• _Direction_:
Below are the records. Count the lines containing the string "JSON", and reply with the number alone.

• _Given information_:
★ ★ ★ ★ ★ ★ ★

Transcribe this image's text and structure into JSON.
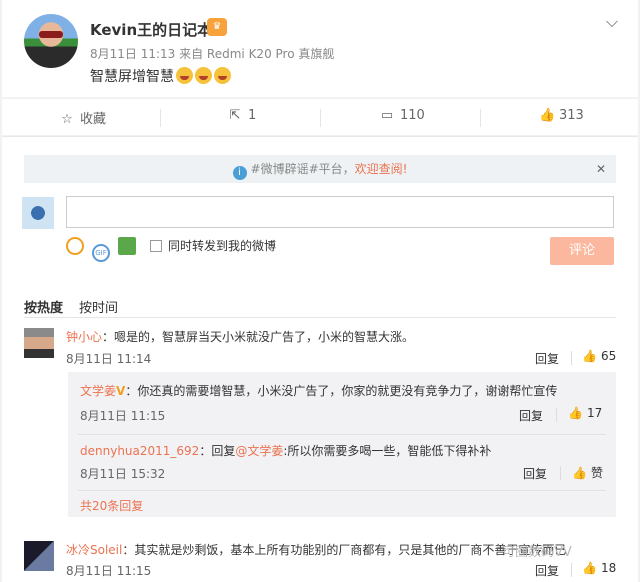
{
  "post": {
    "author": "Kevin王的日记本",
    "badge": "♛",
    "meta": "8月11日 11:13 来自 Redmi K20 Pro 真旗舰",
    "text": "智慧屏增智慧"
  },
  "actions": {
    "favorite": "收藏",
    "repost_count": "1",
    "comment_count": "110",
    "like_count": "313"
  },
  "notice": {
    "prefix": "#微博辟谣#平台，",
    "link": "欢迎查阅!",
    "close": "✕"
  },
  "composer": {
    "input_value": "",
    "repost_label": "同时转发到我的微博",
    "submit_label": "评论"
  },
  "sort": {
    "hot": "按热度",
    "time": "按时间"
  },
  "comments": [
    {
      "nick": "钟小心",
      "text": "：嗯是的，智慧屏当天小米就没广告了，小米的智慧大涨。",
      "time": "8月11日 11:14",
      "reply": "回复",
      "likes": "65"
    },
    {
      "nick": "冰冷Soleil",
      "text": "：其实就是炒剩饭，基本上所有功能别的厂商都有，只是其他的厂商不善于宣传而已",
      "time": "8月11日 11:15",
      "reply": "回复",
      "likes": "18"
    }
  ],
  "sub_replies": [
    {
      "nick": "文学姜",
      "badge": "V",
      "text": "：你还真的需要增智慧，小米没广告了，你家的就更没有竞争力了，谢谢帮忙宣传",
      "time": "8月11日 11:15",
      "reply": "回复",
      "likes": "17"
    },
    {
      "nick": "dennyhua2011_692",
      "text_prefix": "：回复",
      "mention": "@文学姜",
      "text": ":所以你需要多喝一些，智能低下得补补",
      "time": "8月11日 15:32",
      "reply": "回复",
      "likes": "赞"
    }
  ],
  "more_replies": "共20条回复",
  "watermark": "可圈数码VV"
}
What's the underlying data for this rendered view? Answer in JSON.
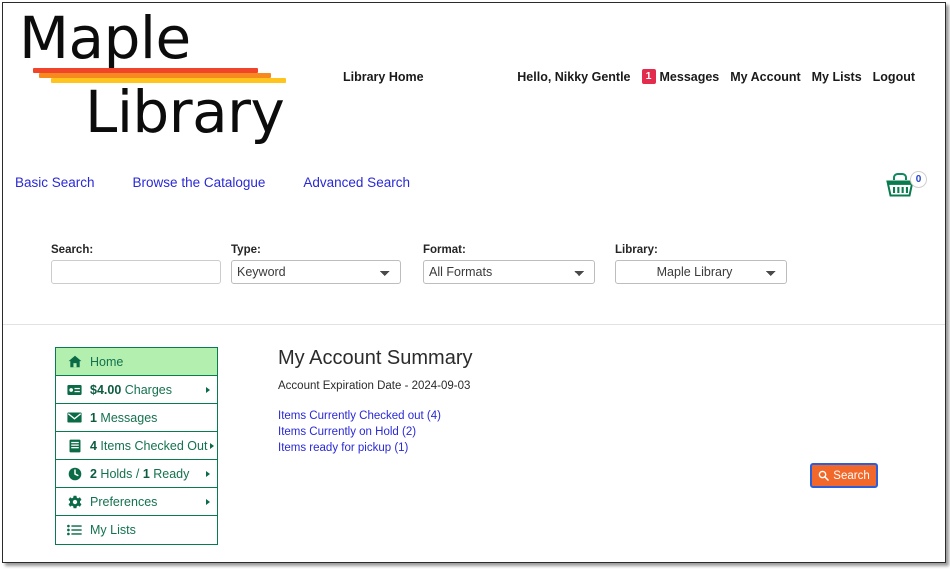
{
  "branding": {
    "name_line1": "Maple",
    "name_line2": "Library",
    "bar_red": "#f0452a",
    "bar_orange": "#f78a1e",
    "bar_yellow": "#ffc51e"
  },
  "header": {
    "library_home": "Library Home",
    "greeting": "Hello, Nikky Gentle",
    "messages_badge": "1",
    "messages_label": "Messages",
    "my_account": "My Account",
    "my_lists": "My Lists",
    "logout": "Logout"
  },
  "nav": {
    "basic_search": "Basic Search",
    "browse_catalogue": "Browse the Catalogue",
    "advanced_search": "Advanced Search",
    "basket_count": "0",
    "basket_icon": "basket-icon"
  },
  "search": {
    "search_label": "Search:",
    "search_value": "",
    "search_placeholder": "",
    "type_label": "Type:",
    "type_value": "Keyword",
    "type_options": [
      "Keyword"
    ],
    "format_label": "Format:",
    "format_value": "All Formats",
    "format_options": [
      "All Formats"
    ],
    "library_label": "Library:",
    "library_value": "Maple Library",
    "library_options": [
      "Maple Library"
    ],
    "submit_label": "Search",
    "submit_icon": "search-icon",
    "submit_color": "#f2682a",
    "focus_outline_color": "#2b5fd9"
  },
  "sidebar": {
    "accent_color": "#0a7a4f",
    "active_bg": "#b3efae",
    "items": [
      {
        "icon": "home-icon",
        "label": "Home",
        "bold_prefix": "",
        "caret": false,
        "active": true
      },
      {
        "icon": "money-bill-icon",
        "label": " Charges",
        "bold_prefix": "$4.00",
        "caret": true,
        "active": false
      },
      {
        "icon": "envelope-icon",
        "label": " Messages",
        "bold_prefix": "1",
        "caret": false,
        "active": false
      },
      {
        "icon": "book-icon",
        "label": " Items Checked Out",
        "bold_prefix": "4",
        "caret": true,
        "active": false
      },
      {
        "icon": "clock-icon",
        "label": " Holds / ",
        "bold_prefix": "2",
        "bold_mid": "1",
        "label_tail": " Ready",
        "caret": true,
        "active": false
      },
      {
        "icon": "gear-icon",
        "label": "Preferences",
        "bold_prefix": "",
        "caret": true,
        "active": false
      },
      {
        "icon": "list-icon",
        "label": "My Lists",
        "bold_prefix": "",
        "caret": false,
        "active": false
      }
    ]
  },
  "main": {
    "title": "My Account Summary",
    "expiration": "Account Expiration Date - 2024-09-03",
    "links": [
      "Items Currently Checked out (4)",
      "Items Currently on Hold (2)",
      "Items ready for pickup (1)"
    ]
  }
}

★ ★ ★ ★ ★ ★ ★

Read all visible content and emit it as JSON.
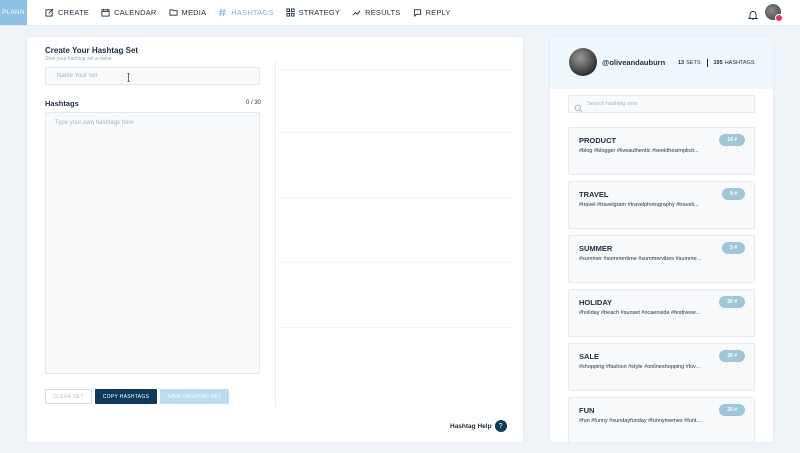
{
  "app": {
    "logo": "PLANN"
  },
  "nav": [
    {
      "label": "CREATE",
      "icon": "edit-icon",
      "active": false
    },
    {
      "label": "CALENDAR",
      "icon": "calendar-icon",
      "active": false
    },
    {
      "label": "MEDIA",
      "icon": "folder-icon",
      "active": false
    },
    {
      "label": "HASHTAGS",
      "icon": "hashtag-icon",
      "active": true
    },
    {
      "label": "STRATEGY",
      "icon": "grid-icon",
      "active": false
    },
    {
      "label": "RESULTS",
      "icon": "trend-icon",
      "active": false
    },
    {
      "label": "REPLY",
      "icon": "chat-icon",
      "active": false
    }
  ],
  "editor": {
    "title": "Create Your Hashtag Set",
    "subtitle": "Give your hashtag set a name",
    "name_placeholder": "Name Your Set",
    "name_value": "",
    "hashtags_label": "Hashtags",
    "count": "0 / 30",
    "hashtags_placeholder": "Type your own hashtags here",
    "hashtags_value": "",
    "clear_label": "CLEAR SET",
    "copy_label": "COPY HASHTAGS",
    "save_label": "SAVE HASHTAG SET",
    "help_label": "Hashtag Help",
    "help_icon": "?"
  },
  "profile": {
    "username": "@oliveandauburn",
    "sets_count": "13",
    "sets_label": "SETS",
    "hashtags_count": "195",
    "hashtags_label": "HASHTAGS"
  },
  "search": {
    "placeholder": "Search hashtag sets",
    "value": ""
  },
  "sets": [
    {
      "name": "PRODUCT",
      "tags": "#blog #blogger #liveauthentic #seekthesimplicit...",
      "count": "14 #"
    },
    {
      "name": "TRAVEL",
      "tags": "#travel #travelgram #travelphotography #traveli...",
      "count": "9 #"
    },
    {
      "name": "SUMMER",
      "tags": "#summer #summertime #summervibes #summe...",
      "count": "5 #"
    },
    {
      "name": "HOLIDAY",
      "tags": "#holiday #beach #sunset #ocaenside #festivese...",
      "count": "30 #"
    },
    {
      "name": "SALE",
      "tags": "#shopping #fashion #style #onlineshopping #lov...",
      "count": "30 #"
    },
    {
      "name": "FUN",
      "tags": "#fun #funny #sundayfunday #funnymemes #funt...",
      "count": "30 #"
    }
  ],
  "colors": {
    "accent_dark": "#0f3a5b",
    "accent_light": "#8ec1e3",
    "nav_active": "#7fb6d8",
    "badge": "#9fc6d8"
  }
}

★ ★ ★ ★ ★ ★ ★

• _Solved exercise_:
3